# Start of AVAILABLE RECORDS

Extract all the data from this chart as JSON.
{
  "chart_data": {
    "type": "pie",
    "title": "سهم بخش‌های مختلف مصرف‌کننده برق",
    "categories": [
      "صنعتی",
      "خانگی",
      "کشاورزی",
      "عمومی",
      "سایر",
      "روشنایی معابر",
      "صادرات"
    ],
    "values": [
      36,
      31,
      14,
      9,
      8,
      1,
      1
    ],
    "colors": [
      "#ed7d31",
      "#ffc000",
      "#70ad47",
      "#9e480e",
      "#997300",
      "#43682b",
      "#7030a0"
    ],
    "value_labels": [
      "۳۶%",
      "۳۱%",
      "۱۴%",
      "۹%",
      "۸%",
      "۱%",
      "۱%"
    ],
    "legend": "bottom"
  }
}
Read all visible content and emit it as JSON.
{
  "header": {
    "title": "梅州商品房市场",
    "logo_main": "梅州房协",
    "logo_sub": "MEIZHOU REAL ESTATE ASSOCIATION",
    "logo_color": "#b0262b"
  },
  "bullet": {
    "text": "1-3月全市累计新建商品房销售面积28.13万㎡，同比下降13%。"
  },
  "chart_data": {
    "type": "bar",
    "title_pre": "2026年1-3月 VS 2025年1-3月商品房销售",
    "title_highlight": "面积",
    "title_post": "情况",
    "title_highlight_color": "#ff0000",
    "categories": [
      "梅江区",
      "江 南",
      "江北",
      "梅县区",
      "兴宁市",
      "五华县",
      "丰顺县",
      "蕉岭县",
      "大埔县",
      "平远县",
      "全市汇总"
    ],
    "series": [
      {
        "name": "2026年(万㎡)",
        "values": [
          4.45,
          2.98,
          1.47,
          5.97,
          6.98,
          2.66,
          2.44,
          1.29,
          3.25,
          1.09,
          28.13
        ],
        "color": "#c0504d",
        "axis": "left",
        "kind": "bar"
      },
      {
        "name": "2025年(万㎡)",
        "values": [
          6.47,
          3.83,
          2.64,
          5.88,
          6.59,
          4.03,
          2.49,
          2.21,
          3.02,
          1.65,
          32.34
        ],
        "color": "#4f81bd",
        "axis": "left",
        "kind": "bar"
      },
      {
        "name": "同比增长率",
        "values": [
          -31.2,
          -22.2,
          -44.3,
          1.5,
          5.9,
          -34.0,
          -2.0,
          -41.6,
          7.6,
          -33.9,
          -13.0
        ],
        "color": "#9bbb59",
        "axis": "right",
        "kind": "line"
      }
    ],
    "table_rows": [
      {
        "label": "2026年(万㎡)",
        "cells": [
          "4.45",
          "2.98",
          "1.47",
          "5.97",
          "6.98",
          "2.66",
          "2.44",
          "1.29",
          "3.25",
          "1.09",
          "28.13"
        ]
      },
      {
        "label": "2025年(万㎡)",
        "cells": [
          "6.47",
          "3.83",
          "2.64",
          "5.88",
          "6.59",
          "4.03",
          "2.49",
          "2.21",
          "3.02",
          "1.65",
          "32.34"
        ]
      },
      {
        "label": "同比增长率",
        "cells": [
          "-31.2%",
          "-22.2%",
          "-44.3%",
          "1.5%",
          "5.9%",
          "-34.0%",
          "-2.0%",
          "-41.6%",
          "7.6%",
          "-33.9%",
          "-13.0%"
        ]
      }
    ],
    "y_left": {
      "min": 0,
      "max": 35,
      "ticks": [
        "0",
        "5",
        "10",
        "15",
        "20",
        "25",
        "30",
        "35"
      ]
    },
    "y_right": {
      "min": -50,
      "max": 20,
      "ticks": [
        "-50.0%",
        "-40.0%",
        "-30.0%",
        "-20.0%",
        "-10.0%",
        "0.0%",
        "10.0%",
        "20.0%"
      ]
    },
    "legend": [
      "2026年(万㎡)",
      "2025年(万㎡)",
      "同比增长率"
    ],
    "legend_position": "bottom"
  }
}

# End of AVAILABLE RECORDS

● INSTRUCTIONS FOR THE TASK
Reproduce the listing above word for word.

● ANSWER FOR THE TASK
Extract all the data from this chart as JSON.
{
  "chart_data": {
    "type": "pie",
    "title": "سهم بخش‌های مختلف مصرف‌کننده برق",
    "categories": [
      "صنعتی",
      "خانگی",
      "کشاورزی",
      "عمومی",
      "سایر",
      "روشنایی معابر",
      "صادرات"
    ],
    "values": [
      36,
      31,
      14,
      9,
      8,
      1,
      1
    ],
    "colors": [
      "#ed7d31",
      "#ffc000",
      "#70ad47",
      "#9e480e",
      "#997300",
      "#43682b",
      "#7030a0"
    ],
    "value_labels": [
      "۳۶%",
      "۳۱%",
      "۱۴%",
      "۹%",
      "۸%",
      "۱%",
      "۱%"
    ],
    "legend": "bottom"
  }
}
Read all visible content and emit it as JSON.
{
  "header": {
    "title": "梅州商品房市场",
    "logo_main": "梅州房协",
    "logo_sub": "MEIZHOU REAL ESTATE ASSOCIATION",
    "logo_color": "#b0262b"
  },
  "bullet": {
    "text": "1-3月全市累计新建商品房销售面积28.13万㎡，同比下降13%。"
  },
  "chart_data": {
    "type": "bar",
    "title_pre": "2026年1-3月 VS 2025年1-3月商品房销售",
    "title_highlight": "面积",
    "title_post": "情况",
    "title_highlight_color": "#ff0000",
    "categories": [
      "梅江区",
      "江 南",
      "江北",
      "梅县区",
      "兴宁市",
      "五华县",
      "丰顺县",
      "蕉岭县",
      "大埔县",
      "平远县",
      "全市汇总"
    ],
    "series": [
      {
        "name": "2026年(万㎡)",
        "values": [
          4.45,
          2.98,
          1.47,
          5.97,
          6.98,
          2.66,
          2.44,
          1.29,
          3.25,
          1.09,
          28.13
        ],
        "color": "#c0504d",
        "axis": "left",
        "kind": "bar"
      },
      {
        "name": "2025年(万㎡)",
        "values": [
          6.47,
          3.83,
          2.64,
          5.88,
          6.59,
          4.03,
          2.49,
          2.21,
          3.02,
          1.65,
          32.34
        ],
        "color": "#4f81bd",
        "axis": "left",
        "kind": "bar"
      },
      {
        "name": "同比增长率",
        "values": [
          -31.2,
          -22.2,
          -44.3,
          1.5,
          5.9,
          -34.0,
          -2.0,
          -41.6,
          7.6,
          -33.9,
          -13.0
        ],
        "color": "#9bbb59",
        "axis": "right",
        "kind": "line"
      }
    ],
    "table_rows": [
      {
        "label": "2026年(万㎡)",
        "cells": [
          "4.45",
          "2.98",
          "1.47",
          "5.97",
          "6.98",
          "2.66",
          "2.44",
          "1.29",
          "3.25",
          "1.09",
          "28.13"
        ]
      },
      {
        "label": "2025年(万㎡)",
        "cells": [
          "6.47",
          "3.83",
          "2.64",
          "5.88",
          "6.59",
          "4.03",
          "2.49",
          "2.21",
          "3.02",
          "1.65",
          "32.34"
        ]
      },
      {
        "label": "同比增长率",
        "cells": [
          "-31.2%",
          "-22.2%",
          "-44.3%",
          "1.5%",
          "5.9%",
          "-34.0%",
          "-2.0%",
          "-41.6%",
          "7.6%",
          "-33.9%",
          "-13.0%"
        ]
      }
    ],
    "y_left": {
      "min": 0,
      "max": 35,
      "ticks": [
        "0",
        "5",
        "10",
        "15",
        "20",
        "25",
        "30",
        "35"
      ]
    },
    "y_right": {
      "min": -50,
      "max": 20,
      "ticks": [
        "-50.0%",
        "-40.0%",
        "-30.0%",
        "-20.0%",
        "-10.0%",
        "0.0%",
        "10.0%",
        "20.0%"
      ]
    },
    "legend": [
      "2026年(万㎡)",
      "2025年(万㎡)",
      "同比增长率"
    ],
    "legend_position": "bottom"
  }
}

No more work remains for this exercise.